Return each entry exactly, omitting nothing.
○ ○ ○ ○ ○ ○ ○
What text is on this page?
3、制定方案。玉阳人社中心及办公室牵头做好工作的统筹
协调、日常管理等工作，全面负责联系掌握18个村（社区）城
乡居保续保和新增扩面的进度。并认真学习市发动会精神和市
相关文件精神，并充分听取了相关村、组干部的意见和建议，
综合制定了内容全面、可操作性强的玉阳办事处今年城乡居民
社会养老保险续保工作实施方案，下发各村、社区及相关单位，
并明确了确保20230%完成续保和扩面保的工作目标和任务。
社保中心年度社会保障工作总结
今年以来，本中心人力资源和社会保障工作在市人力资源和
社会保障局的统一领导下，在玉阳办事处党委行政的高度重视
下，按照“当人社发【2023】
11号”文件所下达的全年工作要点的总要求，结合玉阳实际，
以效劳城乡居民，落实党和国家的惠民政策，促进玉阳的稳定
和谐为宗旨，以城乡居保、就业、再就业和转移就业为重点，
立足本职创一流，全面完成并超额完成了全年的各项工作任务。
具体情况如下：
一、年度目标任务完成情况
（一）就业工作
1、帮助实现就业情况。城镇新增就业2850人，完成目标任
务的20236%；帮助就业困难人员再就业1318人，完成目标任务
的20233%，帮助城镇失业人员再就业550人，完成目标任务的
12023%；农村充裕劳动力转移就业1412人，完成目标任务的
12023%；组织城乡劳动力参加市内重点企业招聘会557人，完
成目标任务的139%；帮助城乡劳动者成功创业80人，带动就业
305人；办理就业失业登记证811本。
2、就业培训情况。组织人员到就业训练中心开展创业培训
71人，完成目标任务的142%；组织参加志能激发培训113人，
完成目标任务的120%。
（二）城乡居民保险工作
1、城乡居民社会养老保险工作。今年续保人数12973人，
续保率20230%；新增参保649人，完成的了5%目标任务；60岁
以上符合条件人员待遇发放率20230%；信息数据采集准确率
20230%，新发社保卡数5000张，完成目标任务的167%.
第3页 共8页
○ ○ ○ ○ ○ ○ ○
### WRITTEN RESPONSE:
What text is on this page?
3、制定方案。玉阳人社中心及办公室牵头做好工作的统筹
协调、日常管理等工作，全面负责联系掌握18个村（社区）城
乡居保续保和新增扩面的进度。并认真学习市发动会精神和市
相关文件精神，并充分听取了相关村、组干部的意见和建议，
综合制定了内容全面、可操作性强的玉阳办事处今年城乡居民
社会养老保险续保工作实施方案，下发各村、社区及相关单位，
并明确了确保20230%完成续保和扩面保的工作目标和任务。
社保中心年度社会保障工作总结
今年以来，本中心人力资源和社会保障工作在市人力资源和
社会保障局的统一领导下，在玉阳办事处党委行政的高度重视
下，按照“当人社发【2023】
11号”文件所下达的全年工作要点的总要求，结合玉阳实际，
以效劳城乡居民，落实党和国家的惠民政策，促进玉阳的稳定
和谐为宗旨，以城乡居保、就业、再就业和转移就业为重点，
立足本职创一流，全面完成并超额完成了全年的各项工作任务。
具体情况如下：
一、年度目标任务完成情况
（一）就业工作
1、帮助实现就业情况。城镇新增就业2850人，完成目标任
务的20236%；帮助就业困难人员再就业1318人，完成目标任务
的20233%，帮助城镇失业人员再就业550人，完成目标任务的
12023%；农村充裕劳动力转移就业1412人，完成目标任务的
12023%；组织城乡劳动力参加市内重点企业招聘会557人，完
成目标任务的139%；帮助城乡劳动者成功创业80人，带动就业
305人；办理就业失业登记证811本。
2、就业培训情况。组织人员到就业训练中心开展创业培训
71人，完成目标任务的142%；组织参加志能激发培训113人，
完成目标任务的120%。
（二）城乡居民保险工作
1、城乡居民社会养老保险工作。今年续保人数12973人，
续保率20230%；新增参保649人，完成的了5%目标任务；60岁
以上符合条件人员待遇发放率20230%；信息数据采集准确率
20230%，新发社保卡数5000张，完成目标任务的167%.
第3页 共8页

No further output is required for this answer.